# MATERIALS PROVIDED

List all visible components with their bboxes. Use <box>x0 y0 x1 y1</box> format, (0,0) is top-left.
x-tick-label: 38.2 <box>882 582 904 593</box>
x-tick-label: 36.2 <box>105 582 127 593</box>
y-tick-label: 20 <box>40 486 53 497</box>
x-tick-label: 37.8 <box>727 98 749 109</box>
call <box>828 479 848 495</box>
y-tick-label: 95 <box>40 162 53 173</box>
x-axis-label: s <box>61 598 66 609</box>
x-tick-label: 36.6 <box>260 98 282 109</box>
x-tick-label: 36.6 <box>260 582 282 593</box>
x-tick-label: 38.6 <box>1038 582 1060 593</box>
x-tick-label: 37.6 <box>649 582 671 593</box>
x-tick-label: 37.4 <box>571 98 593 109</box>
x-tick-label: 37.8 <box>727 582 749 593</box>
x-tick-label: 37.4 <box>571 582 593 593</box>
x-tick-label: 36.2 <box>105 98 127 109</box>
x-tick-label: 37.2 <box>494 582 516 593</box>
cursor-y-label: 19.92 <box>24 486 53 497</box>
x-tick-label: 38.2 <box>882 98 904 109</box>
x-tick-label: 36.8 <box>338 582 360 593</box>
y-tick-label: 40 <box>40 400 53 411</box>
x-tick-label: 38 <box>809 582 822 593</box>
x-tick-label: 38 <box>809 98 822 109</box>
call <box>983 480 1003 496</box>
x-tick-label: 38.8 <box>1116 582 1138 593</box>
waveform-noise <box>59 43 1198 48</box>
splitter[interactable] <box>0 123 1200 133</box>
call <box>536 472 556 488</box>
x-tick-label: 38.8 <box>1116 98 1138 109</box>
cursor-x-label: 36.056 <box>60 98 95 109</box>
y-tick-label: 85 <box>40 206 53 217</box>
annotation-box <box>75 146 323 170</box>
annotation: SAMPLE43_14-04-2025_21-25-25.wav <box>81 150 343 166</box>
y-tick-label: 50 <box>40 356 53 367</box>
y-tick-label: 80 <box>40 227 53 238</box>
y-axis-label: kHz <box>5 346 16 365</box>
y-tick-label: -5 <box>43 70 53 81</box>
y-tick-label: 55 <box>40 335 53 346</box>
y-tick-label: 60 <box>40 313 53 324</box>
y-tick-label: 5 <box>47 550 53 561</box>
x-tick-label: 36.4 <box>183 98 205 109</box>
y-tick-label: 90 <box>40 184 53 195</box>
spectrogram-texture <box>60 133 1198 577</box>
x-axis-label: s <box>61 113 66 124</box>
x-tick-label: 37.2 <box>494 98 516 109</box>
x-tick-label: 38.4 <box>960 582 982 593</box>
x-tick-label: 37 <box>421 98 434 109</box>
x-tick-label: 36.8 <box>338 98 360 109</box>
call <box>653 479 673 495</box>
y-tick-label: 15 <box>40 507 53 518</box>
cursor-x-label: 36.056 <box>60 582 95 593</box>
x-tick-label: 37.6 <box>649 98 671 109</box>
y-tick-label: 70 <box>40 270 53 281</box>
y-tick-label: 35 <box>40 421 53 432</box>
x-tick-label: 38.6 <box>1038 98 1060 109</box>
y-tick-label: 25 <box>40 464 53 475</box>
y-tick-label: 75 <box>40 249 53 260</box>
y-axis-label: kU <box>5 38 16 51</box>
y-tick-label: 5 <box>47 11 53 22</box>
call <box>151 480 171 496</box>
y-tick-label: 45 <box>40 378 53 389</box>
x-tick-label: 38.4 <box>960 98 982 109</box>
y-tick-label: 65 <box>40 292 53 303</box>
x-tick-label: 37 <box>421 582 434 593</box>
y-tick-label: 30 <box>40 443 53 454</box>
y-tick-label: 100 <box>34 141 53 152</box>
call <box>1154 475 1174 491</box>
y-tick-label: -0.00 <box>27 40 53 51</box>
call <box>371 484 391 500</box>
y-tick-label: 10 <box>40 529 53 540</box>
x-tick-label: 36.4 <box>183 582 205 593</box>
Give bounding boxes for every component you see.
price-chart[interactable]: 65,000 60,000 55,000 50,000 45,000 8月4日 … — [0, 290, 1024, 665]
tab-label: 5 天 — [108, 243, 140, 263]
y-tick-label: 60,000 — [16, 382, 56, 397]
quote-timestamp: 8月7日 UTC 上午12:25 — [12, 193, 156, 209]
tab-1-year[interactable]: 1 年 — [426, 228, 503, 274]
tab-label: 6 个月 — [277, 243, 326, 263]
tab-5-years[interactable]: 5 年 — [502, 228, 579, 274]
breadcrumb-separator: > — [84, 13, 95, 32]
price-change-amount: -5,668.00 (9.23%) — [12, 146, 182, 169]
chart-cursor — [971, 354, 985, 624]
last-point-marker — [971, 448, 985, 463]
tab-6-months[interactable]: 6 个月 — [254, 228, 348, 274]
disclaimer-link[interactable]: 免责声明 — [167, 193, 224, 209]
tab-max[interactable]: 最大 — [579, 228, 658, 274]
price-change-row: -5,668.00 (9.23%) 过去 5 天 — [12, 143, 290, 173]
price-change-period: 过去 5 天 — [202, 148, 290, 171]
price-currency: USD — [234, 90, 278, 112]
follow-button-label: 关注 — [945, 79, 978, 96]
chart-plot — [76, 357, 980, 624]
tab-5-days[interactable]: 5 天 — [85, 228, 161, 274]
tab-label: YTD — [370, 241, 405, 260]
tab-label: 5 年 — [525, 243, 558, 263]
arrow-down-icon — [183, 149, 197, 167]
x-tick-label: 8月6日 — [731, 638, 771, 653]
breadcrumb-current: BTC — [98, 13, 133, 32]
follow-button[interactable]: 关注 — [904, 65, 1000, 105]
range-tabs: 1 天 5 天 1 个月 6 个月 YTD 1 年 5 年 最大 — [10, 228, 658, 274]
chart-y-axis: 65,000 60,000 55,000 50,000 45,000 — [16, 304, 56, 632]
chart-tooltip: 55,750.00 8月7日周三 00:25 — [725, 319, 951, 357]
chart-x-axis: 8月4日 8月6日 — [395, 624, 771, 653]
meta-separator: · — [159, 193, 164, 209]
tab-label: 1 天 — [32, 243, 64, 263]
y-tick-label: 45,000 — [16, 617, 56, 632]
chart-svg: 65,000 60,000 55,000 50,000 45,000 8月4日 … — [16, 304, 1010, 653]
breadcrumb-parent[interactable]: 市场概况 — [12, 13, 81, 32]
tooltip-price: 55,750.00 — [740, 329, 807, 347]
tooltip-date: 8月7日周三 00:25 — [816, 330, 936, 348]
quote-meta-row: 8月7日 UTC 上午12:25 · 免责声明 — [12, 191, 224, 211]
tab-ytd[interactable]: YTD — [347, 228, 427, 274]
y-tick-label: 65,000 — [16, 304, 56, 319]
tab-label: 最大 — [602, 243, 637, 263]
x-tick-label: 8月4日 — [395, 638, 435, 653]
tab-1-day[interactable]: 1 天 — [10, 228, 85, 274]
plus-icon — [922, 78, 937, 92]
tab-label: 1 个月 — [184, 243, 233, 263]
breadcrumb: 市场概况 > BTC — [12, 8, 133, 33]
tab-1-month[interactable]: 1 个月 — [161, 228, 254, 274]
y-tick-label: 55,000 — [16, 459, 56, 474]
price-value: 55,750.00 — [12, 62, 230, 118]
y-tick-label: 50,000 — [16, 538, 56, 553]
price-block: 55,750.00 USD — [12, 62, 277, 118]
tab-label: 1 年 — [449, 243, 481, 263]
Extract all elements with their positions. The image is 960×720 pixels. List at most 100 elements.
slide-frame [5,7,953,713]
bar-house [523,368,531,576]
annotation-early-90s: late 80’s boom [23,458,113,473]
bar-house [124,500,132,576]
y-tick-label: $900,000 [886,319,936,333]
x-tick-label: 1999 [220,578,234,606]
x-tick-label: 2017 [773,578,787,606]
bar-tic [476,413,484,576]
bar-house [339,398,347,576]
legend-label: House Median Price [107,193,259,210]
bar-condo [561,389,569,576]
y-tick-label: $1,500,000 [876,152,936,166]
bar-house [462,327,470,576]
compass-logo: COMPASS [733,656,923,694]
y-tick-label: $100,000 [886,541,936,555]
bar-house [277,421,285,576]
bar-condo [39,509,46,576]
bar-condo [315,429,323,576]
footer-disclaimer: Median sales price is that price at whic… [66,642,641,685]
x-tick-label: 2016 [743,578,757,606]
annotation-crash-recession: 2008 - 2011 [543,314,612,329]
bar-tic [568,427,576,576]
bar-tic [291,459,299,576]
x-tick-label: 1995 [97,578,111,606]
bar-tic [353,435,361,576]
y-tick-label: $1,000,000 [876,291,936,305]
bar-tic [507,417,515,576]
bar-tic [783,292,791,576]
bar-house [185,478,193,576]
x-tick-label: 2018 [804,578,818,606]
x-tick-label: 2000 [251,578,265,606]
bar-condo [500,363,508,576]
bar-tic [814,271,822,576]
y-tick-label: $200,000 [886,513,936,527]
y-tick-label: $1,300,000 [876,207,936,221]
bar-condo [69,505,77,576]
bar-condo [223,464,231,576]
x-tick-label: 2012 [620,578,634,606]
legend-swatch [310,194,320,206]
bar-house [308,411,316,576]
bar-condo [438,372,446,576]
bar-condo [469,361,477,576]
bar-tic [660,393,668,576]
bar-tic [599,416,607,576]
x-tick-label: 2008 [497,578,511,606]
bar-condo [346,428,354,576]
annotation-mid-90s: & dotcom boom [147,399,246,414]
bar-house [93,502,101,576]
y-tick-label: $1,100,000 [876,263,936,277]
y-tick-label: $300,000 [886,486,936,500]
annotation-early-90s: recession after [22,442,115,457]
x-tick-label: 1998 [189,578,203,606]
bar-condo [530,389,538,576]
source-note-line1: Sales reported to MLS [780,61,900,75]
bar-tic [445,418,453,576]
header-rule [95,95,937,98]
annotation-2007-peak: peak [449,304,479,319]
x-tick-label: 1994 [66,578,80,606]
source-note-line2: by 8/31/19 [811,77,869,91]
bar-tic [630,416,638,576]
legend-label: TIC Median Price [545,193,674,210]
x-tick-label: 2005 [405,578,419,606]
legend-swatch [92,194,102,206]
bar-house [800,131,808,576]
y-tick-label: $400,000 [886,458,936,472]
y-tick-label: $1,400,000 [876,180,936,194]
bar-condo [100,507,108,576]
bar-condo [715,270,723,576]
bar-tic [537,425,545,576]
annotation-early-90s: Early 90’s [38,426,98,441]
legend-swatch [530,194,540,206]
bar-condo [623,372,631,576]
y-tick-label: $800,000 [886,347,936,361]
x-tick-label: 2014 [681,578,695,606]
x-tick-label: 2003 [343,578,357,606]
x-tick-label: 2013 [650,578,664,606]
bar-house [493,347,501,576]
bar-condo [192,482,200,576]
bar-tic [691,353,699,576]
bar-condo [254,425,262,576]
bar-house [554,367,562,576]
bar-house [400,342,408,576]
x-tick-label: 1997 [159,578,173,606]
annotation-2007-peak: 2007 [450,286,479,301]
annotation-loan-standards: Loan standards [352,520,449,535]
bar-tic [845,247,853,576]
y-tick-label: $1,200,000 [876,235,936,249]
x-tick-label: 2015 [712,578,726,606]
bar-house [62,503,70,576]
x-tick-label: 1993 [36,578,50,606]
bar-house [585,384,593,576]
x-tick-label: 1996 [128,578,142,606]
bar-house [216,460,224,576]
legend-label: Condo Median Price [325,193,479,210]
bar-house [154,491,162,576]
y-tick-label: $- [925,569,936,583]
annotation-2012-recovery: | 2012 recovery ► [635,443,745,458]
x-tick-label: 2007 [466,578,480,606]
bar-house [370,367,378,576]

# TASK STATEMENT
Starting at the beginning of the material and going on through the line with "y-tick-label: 95 <box>40 162 53 173</box>", give those lines again with "x-tick-label" switched to "x-axis-tick" and nothing else changed.

# REPLY TO THE EXERCISE
List all visible components with their bboxes. Use <box>x0 y0 x1 y1</box> format, (0,0) is top-left.
x-axis-tick: 38.2 <box>882 582 904 593</box>
x-axis-tick: 36.2 <box>105 582 127 593</box>
y-tick-label: 20 <box>40 486 53 497</box>
x-axis-tick: 37.8 <box>727 98 749 109</box>
call <box>828 479 848 495</box>
y-tick-label: 95 <box>40 162 53 173</box>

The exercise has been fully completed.